**Stated problem**:
Find each line with the string "icon" and report it.

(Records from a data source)
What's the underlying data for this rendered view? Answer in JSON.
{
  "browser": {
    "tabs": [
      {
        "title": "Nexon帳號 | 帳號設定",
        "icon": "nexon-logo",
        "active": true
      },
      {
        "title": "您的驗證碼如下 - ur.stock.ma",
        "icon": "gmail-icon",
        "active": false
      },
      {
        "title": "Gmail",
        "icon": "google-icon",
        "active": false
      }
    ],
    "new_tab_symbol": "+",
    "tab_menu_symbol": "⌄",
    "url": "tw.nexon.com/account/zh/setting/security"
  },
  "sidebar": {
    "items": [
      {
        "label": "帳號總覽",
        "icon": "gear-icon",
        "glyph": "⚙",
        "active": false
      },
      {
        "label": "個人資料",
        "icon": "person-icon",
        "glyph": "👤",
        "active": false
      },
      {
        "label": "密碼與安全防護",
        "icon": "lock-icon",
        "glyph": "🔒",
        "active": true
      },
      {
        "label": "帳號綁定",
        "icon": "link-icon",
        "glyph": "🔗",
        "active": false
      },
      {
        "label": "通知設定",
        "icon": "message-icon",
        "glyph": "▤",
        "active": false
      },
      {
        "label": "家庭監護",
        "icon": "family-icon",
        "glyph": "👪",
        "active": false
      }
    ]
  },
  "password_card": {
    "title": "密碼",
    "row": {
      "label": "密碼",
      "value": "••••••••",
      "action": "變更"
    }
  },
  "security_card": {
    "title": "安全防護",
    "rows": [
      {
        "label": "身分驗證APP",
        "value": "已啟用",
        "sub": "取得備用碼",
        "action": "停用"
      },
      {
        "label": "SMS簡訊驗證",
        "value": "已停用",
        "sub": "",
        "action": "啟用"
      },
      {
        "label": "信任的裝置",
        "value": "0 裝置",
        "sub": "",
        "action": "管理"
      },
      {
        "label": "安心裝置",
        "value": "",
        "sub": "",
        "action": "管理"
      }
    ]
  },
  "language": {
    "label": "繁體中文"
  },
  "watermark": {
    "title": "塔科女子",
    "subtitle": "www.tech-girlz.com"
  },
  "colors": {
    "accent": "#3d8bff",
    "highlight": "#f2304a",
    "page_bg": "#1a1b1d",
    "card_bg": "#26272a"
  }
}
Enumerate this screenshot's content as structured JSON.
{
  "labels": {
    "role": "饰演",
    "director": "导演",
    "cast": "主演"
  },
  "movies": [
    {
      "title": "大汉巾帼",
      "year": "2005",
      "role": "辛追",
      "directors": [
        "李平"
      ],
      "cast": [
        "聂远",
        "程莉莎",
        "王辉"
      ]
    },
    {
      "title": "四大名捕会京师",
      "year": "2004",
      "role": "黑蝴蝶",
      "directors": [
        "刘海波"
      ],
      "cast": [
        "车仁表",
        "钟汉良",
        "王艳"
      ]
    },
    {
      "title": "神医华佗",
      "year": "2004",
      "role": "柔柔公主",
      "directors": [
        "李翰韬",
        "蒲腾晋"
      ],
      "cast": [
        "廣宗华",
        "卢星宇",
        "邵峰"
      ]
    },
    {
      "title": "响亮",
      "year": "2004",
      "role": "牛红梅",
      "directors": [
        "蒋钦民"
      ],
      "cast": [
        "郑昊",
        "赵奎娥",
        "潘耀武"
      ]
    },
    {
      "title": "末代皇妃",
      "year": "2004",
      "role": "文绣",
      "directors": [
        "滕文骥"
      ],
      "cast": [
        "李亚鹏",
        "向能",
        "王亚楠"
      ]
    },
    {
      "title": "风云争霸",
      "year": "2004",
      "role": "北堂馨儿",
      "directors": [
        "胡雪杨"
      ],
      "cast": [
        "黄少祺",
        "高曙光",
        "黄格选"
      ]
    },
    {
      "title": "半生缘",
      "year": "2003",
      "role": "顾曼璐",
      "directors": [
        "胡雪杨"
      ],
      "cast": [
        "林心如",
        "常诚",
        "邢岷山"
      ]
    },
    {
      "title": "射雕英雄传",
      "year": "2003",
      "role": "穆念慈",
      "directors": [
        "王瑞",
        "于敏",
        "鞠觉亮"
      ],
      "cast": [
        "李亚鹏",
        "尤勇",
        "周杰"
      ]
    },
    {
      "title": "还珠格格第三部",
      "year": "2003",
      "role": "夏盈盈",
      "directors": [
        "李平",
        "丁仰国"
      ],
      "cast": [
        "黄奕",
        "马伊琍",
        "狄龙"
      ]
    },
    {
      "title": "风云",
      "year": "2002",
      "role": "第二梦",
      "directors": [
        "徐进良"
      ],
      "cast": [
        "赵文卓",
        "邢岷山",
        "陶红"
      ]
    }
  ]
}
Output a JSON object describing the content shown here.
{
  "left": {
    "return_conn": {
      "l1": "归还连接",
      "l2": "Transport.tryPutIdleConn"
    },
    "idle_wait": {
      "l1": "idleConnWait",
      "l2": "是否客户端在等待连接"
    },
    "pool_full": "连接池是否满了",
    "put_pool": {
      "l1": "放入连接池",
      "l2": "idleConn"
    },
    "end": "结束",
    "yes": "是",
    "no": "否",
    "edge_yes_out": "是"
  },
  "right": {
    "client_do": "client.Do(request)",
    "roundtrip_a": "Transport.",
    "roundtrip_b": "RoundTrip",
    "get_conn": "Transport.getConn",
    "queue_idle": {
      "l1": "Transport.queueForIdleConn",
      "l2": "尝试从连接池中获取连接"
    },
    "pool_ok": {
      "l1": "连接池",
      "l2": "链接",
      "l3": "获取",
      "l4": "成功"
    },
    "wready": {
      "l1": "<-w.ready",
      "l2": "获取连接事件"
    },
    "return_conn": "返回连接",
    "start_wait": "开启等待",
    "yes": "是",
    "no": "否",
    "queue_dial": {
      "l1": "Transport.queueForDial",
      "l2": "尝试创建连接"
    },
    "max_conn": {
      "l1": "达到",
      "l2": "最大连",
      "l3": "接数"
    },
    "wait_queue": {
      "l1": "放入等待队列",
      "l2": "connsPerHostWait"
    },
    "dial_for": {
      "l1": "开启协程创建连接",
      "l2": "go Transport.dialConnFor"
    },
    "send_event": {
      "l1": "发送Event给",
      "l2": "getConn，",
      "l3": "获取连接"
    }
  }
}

**The answer**:
        "icon": "nexon-logo",
        "icon": "gmail-icon",
        "icon": "google-icon",
        "icon": "gear-icon",
        "icon": "person-icon",
        "icon": "lock-icon",
        "icon": "link-icon",
        "icon": "message-icon",
        "icon": "family-icon",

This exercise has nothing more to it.